Fragmento de lectura:

La aduana de Piedras Negras, bajo control militar durante el periodo (Teniente Coronel Jorge Arturo Sánchez Avilés hasta septiembre de 2023, y Teniente Coronel Antonio Orduña Álvarez hasta septiembre de 2024), no ha sido investigada públicamente por complicidad, pero la militarización de las aduanas mexicanas no logró frenar este flujo ilícito. En Tamaulipas, puertos como Matamoros y Tampico también fueron puntos de entrada, según el DOJ, aunque los detalles exactos de los cruces marítimos y terrestres no están completamente documentados.
Antecedentes de James Jensen
El patriarca James Jensen tiene un historial de más de una década en el tráfico de hidrocarburos ilícitos, en mayo de 2011, Pemex Exploración y Producción (PEP) demandó a Jensen y sus empresas (Big Star Gathering LTD y Saint James Oil Inc.) en la Corte del Distrito Sur de Texas por comercializar condensado de gas robado en la Cuenca de Burgos (Coahuila, Nuevo León, Tamaulipas). La demanda alegaba que Jensen negociaba directamente con cárteles, viajando a México para cerrar tratos.
El condensado era robado mediante asaltos a camiones cisterna, ordeñas de ductos o colusión con funcionarios de Pemex. Las pérdidas para Pemex entre 2006 y 2011 se estimaron en 300 millones de dólares; la demanda fue desestimada por falta de pruebas, pero estableció a Jensen como un actor clave en el mercado ilícito de hidrocarburos.
Impacto y contexto binacional
El caso de los Jensen resalta la corresponsabilidad entre México y EE.UU. en el combate al huachicol, en México Pemex pierde 10 mil millones de dólares anuales por el robo de combustible, según PetroIntelligence, agravando su crisis financiera. En primavera de 2025, las autoridades mexicanas decomisaron 18 millones de litros de combustible robado, pero esto representa solo una fracción del volumen manejado por redes como la de los Jensen. La militarización de aduanas y puertos, impulsada por el gobierno de Andrés Manuel López Obrador (2018-2024), no ha sido suficiente para erradicar el problema.

Información proporcionada:
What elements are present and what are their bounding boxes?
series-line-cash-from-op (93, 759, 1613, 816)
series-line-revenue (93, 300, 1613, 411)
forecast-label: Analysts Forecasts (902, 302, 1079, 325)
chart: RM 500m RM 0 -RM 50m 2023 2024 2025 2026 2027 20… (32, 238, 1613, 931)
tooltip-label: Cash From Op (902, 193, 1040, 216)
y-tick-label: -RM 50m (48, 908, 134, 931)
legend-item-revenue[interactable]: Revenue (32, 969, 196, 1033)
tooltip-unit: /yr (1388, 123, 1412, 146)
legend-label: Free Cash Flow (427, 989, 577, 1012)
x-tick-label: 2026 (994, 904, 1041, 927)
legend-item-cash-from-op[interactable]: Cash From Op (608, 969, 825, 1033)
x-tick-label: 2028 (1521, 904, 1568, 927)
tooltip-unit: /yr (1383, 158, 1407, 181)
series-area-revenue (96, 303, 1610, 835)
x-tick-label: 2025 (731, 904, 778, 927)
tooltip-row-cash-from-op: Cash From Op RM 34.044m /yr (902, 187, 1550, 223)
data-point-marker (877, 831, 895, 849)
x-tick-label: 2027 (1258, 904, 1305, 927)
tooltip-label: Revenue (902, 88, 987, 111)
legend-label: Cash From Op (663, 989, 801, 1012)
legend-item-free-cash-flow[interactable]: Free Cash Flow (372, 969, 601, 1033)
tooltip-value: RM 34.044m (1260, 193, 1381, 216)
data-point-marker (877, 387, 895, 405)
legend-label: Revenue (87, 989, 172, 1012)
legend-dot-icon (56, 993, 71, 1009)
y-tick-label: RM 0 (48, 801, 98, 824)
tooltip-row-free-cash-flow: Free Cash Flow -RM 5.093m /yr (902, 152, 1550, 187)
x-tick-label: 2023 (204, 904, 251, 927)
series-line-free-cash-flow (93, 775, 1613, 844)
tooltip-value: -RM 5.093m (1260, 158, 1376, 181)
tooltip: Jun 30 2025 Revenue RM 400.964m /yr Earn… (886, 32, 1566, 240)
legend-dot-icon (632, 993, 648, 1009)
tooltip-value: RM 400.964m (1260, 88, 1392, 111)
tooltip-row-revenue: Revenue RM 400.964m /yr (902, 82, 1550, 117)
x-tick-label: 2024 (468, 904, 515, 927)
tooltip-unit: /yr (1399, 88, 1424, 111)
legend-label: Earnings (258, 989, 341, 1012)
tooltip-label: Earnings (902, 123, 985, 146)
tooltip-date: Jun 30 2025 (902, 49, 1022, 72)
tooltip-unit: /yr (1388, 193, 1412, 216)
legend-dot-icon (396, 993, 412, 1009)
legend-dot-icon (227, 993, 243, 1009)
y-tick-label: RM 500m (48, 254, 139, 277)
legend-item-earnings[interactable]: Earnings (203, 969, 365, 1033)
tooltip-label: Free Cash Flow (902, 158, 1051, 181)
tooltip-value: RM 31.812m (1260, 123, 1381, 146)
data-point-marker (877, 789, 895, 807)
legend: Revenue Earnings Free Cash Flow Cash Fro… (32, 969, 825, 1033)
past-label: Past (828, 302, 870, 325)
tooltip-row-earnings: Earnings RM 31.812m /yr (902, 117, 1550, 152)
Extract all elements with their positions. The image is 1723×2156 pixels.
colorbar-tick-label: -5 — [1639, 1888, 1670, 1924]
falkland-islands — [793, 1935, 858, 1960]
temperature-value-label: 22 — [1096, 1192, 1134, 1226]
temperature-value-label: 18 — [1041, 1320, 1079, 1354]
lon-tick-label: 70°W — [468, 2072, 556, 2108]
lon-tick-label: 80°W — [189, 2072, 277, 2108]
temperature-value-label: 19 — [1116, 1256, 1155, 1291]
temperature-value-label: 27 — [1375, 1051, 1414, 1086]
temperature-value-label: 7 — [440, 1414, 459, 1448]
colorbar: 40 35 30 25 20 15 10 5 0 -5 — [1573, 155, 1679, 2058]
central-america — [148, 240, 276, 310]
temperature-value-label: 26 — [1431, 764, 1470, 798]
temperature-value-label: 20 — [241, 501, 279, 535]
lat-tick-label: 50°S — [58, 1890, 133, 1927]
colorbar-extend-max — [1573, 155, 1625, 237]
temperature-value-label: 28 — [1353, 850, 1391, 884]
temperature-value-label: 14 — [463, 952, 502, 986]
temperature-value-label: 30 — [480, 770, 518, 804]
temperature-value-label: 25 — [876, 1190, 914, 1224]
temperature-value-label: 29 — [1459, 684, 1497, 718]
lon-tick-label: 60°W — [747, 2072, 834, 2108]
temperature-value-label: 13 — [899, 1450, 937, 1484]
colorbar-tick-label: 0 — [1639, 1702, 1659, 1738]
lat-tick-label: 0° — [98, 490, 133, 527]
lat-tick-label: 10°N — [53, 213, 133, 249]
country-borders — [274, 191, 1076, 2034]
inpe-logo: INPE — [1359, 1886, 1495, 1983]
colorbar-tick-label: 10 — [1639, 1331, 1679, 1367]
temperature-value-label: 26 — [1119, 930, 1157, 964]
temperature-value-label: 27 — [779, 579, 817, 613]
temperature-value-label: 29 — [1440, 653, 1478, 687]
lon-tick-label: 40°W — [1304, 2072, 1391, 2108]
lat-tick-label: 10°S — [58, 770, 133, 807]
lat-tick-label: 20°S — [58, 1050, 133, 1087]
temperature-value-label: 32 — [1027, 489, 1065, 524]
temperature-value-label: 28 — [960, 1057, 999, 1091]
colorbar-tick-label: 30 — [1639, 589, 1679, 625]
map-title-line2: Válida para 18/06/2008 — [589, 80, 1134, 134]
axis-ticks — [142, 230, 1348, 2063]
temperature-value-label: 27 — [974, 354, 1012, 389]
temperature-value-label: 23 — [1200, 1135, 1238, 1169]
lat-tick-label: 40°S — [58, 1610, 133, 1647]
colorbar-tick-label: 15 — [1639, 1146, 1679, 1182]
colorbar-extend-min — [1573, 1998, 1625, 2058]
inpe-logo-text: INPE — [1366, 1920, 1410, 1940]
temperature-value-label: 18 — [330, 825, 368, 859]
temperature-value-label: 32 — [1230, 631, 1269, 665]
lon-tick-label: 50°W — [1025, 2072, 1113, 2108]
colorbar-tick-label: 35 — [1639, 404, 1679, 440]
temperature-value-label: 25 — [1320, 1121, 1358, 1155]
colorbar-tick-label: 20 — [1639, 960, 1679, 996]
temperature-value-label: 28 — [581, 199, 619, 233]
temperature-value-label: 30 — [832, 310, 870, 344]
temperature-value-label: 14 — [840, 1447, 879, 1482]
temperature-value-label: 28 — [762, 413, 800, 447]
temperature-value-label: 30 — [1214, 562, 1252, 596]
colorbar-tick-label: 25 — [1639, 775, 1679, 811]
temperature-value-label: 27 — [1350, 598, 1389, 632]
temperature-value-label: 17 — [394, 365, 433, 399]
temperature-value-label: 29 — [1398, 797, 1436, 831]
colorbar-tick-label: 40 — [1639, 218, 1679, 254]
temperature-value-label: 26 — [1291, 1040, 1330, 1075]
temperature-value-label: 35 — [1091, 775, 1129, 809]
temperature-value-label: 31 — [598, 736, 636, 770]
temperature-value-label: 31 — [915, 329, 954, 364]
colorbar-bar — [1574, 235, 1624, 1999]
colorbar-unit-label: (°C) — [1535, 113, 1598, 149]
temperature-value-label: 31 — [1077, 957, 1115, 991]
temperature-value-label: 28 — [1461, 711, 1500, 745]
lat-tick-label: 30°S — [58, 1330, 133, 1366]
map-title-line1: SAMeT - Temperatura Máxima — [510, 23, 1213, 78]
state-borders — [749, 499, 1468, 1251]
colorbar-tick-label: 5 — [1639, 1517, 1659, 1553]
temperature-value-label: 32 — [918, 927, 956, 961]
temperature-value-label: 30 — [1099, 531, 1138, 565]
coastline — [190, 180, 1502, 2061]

Consigna: Retoma el fragmento sobre los Jensen y el tráfico de combustible robado a partir de su última oración y continúa su redacción. Los registros proceden de una fuente distinta a la del fragmento.

Resultado del ejercicio:
La designación del CJNG como organización terrorista por la administración Trump en 2025 intensificó las acciones contra sus «enablers» (facilitadores financieros). La Operación Liquid Death es parte de una estrategia más amplia para atacar a quienes financian a los cárteles, más allá de los traficantes directos. En X, usuarios han destacado el caso como «huachicol en EE.UU.», señalando su impacto en la narrativa de seguridad transfronteriza.
México enfrenta presión para investigar a los proveedores locales y posibles cómplices en aduanas, pero hasta septiembre, no hay reportes públicos de acciones por parte de la Unidad de Inteligencia Financiera o la Fiscalía General de la República.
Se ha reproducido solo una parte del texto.